Please print the listing below without any changes, from its first line through the line containing "annotation-box — [712, 14, 1232, 223]", both included, and nothing past that line.

MATERIAL PROVIDED:
┏━━

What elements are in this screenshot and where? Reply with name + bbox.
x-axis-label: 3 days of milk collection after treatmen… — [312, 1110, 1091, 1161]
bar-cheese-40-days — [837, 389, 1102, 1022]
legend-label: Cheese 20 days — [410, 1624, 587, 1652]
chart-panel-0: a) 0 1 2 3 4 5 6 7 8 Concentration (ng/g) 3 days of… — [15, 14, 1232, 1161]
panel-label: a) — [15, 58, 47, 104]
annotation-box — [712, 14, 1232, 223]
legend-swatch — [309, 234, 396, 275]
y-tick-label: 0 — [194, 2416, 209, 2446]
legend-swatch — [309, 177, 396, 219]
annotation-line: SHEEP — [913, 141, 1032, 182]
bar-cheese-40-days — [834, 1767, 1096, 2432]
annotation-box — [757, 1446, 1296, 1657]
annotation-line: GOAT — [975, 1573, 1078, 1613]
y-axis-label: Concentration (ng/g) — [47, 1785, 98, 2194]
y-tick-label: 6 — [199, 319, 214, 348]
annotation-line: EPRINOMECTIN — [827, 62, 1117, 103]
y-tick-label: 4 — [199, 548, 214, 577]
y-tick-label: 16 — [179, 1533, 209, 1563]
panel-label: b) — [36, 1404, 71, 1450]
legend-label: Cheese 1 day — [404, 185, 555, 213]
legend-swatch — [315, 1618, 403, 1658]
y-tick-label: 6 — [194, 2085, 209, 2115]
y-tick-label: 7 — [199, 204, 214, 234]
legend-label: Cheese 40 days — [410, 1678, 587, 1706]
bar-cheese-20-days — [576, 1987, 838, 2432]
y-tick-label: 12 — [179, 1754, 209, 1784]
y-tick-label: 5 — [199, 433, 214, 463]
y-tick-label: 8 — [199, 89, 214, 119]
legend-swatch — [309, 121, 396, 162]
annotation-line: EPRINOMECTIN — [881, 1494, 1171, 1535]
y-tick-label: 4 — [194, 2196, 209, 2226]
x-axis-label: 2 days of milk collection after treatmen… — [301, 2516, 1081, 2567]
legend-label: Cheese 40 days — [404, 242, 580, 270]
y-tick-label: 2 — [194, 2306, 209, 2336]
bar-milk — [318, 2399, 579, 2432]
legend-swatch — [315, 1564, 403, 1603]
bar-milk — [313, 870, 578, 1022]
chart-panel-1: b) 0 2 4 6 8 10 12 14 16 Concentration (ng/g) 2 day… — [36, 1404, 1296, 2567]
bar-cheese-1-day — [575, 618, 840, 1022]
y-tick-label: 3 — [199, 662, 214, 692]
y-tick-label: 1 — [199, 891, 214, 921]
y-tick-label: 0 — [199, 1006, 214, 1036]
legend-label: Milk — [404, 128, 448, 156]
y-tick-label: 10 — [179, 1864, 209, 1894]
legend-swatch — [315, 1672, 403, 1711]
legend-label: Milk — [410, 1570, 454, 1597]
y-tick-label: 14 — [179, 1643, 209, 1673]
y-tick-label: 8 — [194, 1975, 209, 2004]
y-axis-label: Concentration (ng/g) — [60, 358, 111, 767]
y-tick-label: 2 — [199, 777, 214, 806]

┗━━

ANSWER:
What elements are in this screenshot and where? Reply with name + bbox.
x-axis-label: 3 days of milk collection after treatmen… — [312, 1110, 1091, 1161]
bar-cheese-40-days — [837, 389, 1102, 1022]
legend-label: Cheese 20 days — [410, 1624, 587, 1652]
chart-panel-0: a) 0 1 2 3 4 5 6 7 8 Concentration (ng/g) 3 days of… — [15, 14, 1232, 1161]
panel-label: a) — [15, 58, 47, 104]
annotation-box — [712, 14, 1232, 223]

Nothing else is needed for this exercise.